## BEGIN RECORDS PROVIDED

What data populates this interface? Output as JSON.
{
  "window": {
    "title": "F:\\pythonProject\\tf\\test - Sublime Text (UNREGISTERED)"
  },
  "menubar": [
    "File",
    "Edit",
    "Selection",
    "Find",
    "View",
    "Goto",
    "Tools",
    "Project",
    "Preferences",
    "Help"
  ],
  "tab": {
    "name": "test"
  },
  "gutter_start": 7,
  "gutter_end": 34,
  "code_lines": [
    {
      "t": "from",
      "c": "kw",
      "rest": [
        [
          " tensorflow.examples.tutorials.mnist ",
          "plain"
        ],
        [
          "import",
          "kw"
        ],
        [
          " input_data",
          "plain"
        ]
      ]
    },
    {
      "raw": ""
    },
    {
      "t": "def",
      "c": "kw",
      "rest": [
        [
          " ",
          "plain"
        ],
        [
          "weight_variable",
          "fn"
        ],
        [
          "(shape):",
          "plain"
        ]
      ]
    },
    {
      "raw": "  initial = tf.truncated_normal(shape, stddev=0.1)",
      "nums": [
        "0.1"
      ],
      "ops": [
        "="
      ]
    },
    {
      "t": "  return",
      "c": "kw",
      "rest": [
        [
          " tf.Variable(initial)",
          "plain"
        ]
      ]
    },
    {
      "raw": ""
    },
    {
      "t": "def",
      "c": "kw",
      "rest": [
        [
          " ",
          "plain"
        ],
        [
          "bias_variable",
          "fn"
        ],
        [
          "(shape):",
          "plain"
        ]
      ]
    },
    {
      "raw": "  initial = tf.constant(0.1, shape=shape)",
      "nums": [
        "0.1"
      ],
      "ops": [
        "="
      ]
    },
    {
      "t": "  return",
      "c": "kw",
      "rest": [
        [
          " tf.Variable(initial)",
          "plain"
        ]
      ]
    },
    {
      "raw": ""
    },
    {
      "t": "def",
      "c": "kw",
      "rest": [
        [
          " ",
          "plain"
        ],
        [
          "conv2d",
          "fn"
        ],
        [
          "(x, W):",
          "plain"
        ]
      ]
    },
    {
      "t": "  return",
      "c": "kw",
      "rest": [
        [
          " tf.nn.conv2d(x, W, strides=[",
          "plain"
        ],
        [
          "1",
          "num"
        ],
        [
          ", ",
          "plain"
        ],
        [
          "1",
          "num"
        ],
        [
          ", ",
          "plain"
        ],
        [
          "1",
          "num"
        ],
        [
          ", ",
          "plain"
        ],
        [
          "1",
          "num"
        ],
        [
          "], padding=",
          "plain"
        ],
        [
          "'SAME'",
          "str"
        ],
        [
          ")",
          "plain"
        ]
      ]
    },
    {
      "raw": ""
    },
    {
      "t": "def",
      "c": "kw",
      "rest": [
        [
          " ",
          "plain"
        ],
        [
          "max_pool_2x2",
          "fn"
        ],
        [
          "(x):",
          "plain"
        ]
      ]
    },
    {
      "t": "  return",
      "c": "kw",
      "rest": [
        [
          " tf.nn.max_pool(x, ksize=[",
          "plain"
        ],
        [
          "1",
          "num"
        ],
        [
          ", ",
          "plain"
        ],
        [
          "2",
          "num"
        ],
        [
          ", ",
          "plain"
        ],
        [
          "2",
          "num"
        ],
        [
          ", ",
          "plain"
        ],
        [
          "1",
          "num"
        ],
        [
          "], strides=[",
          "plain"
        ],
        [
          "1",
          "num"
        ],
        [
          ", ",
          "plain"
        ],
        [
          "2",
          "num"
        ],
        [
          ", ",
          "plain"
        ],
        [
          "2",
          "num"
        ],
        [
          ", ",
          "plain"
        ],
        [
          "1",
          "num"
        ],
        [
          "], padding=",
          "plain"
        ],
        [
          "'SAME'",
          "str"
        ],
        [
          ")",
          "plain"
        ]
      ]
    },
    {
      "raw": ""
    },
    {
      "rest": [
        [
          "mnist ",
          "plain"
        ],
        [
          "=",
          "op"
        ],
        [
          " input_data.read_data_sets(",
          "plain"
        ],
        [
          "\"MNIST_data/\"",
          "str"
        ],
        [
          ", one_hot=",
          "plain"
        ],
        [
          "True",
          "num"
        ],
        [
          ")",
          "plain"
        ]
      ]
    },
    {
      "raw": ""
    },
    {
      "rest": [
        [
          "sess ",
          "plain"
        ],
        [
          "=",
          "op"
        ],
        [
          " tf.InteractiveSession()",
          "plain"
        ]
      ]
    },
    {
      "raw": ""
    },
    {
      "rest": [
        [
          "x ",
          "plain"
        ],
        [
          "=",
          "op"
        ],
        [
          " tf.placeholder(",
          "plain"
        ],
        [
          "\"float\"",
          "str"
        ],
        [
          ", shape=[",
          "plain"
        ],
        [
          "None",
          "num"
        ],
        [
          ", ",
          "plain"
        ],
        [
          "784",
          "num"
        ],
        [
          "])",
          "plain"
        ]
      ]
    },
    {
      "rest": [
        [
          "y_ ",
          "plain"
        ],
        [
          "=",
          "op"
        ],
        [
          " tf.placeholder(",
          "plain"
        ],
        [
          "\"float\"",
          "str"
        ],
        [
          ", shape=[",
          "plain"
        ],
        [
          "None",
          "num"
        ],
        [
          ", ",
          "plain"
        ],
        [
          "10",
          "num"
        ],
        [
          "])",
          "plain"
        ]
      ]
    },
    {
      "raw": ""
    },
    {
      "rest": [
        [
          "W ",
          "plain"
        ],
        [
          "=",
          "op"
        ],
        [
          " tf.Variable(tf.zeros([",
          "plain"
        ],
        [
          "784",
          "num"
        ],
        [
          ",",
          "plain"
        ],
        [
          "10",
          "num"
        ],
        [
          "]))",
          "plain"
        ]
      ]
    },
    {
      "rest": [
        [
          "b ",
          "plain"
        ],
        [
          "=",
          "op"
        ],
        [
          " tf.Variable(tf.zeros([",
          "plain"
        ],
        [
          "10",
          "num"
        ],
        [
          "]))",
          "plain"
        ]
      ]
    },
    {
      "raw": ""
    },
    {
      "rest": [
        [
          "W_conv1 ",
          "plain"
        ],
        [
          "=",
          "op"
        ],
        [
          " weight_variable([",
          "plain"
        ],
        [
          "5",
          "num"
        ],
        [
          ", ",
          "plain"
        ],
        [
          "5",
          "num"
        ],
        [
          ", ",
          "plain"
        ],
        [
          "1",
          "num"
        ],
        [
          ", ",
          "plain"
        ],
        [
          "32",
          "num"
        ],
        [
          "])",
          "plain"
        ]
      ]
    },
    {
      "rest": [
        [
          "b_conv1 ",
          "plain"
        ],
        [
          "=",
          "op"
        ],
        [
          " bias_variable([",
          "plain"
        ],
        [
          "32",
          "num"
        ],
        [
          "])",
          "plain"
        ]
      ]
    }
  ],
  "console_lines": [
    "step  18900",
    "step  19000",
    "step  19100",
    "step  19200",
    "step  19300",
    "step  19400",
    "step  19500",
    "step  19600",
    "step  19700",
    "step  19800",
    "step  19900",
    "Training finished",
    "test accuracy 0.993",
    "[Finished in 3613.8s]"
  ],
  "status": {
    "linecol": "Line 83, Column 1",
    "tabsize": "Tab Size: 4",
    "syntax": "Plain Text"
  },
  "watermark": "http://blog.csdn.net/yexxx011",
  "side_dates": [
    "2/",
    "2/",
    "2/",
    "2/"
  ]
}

## END RECORDS PROVIDED
## BEGIN RECORDS PROVIDED

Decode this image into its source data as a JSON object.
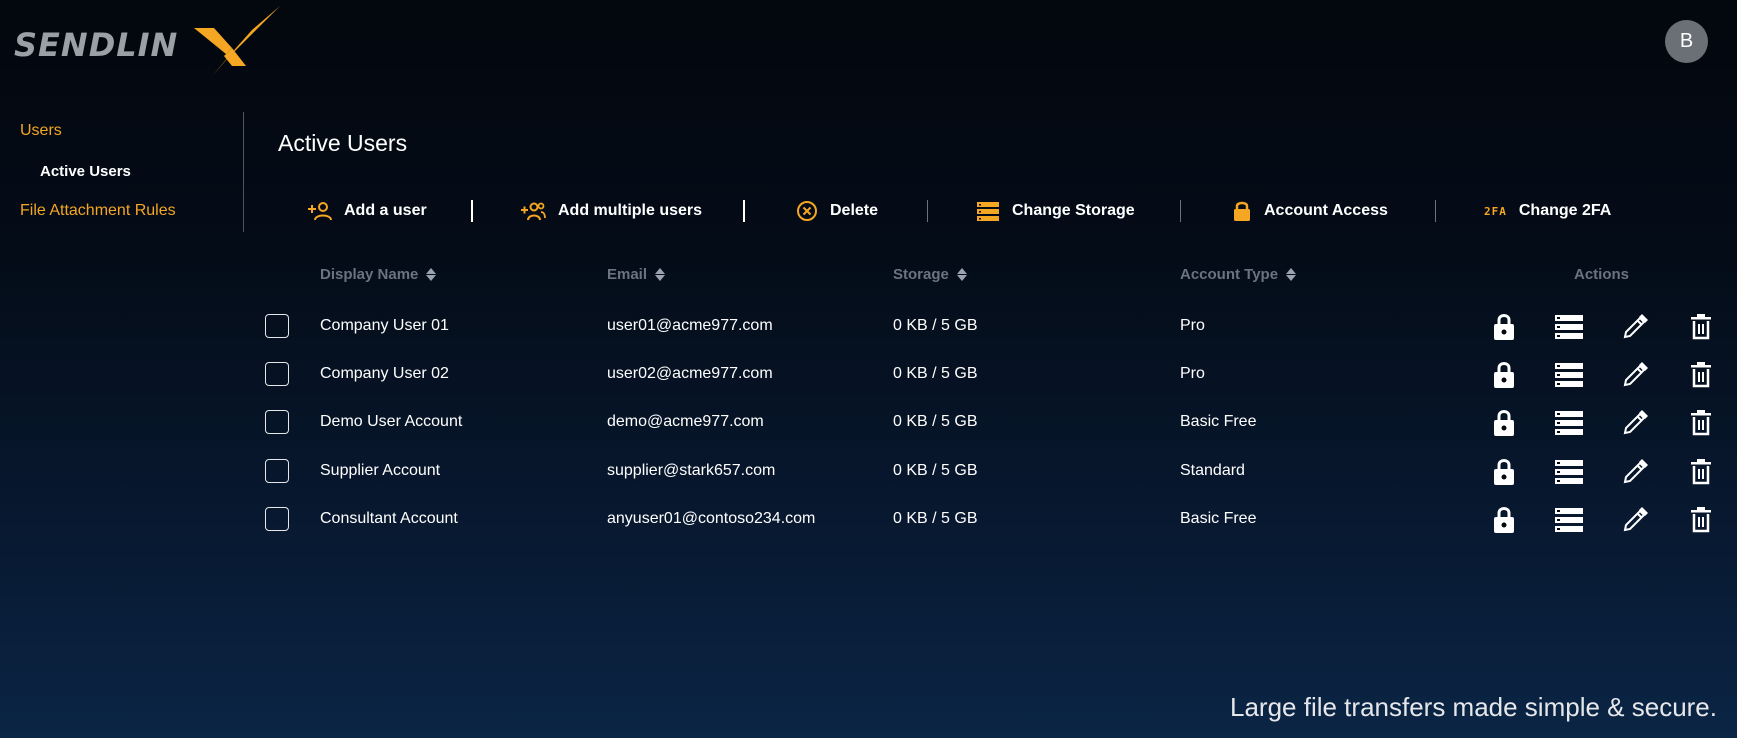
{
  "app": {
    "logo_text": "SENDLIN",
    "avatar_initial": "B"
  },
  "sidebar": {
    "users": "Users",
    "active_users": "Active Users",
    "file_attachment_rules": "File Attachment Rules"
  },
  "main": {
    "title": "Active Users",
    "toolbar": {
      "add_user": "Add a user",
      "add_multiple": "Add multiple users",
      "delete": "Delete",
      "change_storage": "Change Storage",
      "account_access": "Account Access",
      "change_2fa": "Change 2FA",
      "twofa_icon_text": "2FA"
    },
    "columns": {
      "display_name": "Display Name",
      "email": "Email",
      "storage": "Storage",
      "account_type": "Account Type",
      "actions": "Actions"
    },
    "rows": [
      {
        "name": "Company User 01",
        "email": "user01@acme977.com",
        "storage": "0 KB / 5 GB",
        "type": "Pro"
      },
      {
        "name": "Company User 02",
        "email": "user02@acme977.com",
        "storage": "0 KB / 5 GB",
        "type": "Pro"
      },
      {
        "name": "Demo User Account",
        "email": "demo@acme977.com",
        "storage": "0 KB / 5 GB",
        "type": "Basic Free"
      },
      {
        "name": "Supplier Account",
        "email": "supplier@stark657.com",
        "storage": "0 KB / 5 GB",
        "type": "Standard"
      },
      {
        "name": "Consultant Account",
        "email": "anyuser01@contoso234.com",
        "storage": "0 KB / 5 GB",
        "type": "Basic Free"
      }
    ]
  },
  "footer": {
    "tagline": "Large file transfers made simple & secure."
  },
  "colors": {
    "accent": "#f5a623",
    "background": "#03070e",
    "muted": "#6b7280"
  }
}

## END RECORDS PROVIDED

* **THE REQUEST**:
Pick out the lines that include the word "Company" and write them out.

* **SOLUTION TO THIS EXERCISE**:
        "name": "Company User 01",
        "name": "Company User 02",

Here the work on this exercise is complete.